[Begin INPUT FOR THIS TASK]
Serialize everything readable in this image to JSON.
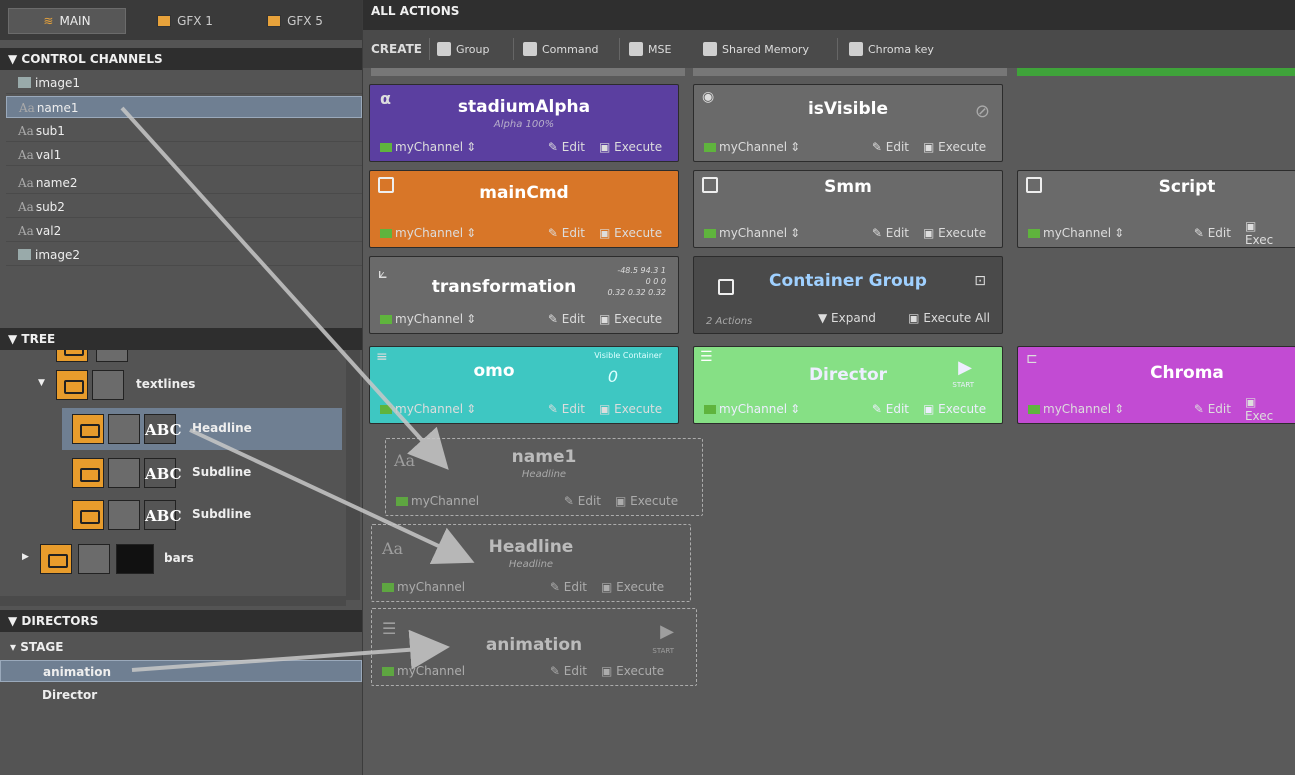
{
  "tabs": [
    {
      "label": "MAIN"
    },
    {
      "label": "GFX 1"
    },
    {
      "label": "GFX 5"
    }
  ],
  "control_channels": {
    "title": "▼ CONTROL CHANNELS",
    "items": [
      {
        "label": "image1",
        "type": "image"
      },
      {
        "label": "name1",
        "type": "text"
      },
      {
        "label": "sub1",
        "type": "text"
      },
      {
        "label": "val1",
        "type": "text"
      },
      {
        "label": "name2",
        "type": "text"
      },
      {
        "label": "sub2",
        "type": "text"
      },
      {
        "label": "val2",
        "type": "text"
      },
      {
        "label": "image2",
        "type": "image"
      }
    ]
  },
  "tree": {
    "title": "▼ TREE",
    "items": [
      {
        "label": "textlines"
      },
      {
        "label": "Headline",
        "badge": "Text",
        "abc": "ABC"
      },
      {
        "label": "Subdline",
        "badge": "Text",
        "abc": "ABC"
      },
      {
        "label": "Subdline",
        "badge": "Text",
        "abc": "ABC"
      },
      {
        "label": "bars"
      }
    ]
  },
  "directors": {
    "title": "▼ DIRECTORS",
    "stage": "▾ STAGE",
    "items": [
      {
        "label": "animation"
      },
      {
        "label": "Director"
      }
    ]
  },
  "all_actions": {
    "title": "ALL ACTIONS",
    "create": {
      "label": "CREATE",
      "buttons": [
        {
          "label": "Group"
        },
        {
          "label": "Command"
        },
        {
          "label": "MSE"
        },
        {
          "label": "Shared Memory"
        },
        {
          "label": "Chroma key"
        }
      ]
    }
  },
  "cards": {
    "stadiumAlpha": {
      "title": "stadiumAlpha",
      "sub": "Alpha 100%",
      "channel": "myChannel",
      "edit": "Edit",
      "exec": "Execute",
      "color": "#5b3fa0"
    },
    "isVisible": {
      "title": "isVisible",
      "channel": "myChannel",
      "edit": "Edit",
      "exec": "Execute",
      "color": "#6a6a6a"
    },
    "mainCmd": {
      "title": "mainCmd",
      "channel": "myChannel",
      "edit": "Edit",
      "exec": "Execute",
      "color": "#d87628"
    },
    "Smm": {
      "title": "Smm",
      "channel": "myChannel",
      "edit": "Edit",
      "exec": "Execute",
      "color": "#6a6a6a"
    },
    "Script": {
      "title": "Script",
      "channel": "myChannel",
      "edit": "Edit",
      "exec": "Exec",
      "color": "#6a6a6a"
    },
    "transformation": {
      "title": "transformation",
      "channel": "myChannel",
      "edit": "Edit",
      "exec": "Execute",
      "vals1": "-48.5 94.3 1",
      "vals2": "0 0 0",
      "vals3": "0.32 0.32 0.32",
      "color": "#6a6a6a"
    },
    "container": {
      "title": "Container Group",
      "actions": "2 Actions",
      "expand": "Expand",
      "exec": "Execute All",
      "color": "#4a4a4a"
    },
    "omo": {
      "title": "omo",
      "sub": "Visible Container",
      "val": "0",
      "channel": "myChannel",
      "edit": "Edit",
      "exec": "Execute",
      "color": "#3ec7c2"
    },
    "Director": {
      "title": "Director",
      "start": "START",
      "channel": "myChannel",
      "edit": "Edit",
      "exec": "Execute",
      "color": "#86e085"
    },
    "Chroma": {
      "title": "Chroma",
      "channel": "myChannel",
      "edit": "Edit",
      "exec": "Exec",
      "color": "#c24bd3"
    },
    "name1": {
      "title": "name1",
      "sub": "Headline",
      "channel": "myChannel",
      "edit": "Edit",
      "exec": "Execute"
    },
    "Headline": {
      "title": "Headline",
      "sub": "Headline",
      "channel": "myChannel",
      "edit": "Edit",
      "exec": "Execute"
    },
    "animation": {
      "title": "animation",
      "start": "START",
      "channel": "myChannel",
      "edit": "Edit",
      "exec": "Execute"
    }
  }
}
[End INPUT FOR THIS TASK]
*TASK*. The pictures should not appear in the copy; every other part of the records above must be returned exactly.

*EXERCISE RESPONSE*.
Serialize everything readable in this image to JSON.
{
  "tabs": [
    {
      "label": "MAIN"
    },
    {
      "label": "GFX 1"
    },
    {
      "label": "GFX 5"
    }
  ],
  "control_channels": {
    "title": "▼ CONTROL CHANNELS",
    "items": [
      {
        "label": "image1",
        "type": "image"
      },
      {
        "label": "name1",
        "type": "text"
      },
      {
        "label": "sub1",
        "type": "text"
      },
      {
        "label": "val1",
        "type": "text"
      },
      {
        "label": "name2",
        "type": "text"
      },
      {
        "label": "sub2",
        "type": "text"
      },
      {
        "label": "val2",
        "type": "text"
      },
      {
        "label": "image2",
        "type": "image"
      }
    ]
  },
  "tree": {
    "title": "▼ TREE",
    "items": [
      {
        "label": "textlines"
      },
      {
        "label": "Headline",
        "badge": "Text",
        "abc": "ABC"
      },
      {
        "label": "Subdline",
        "badge": "Text",
        "abc": "ABC"
      },
      {
        "label": "Subdline",
        "badge": "Text",
        "abc": "ABC"
      },
      {
        "label": "bars"
      }
    ]
  },
  "directors": {
    "title": "▼ DIRECTORS",
    "stage": "▾ STAGE",
    "items": [
      {
        "label": "animation"
      },
      {
        "label": "Director"
      }
    ]
  },
  "all_actions": {
    "title": "ALL ACTIONS",
    "create": {
      "label": "CREATE",
      "buttons": [
        {
          "label": "Group"
        },
        {
          "label": "Command"
        },
        {
          "label": "MSE"
        },
        {
          "label": "Shared Memory"
        },
        {
          "label": "Chroma key"
        }
      ]
    }
  },
  "cards": {
    "stadiumAlpha": {
      "title": "stadiumAlpha",
      "sub": "Alpha 100%",
      "channel": "myChannel",
      "edit": "Edit",
      "exec": "Execute",
      "color": "#5b3fa0"
    },
    "isVisible": {
      "title": "isVisible",
      "channel": "myChannel",
      "edit": "Edit",
      "exec": "Execute",
      "color": "#6a6a6a"
    },
    "mainCmd": {
      "title": "mainCmd",
      "channel": "myChannel",
      "edit": "Edit",
      "exec": "Execute",
      "color": "#d87628"
    },
    "Smm": {
      "title": "Smm",
      "channel": "myChannel",
      "edit": "Edit",
      "exec": "Execute",
      "color": "#6a6a6a"
    },
    "Script": {
      "title": "Script",
      "channel": "myChannel",
      "edit": "Edit",
      "exec": "Exec",
      "color": "#6a6a6a"
    },
    "transformation": {
      "title": "transformation",
      "channel": "myChannel",
      "edit": "Edit",
      "exec": "Execute",
      "vals1": "-48.5 94.3 1",
      "vals2": "0 0 0",
      "vals3": "0.32 0.32 0.32",
      "color": "#6a6a6a"
    },
    "container": {
      "title": "Container Group",
      "actions": "2 Actions",
      "expand": "Expand",
      "exec": "Execute All",
      "color": "#4a4a4a"
    },
    "omo": {
      "title": "omo",
      "sub": "Visible Container",
      "val": "0",
      "channel": "myChannel",
      "edit": "Edit",
      "exec": "Execute",
      "color": "#3ec7c2"
    },
    "Director": {
      "title": "Director",
      "start": "START",
      "channel": "myChannel",
      "edit": "Edit",
      "exec": "Execute",
      "color": "#86e085"
    },
    "Chroma": {
      "title": "Chroma",
      "channel": "myChannel",
      "edit": "Edit",
      "exec": "Exec",
      "color": "#c24bd3"
    },
    "name1": {
      "title": "name1",
      "sub": "Headline",
      "channel": "myChannel",
      "edit": "Edit",
      "exec": "Execute"
    },
    "Headline": {
      "title": "Headline",
      "sub": "Headline",
      "channel": "myChannel",
      "edit": "Edit",
      "exec": "Execute"
    },
    "animation": {
      "title": "animation",
      "start": "START",
      "channel": "myChannel",
      "edit": "Edit",
      "exec": "Execute"
    }
  }
}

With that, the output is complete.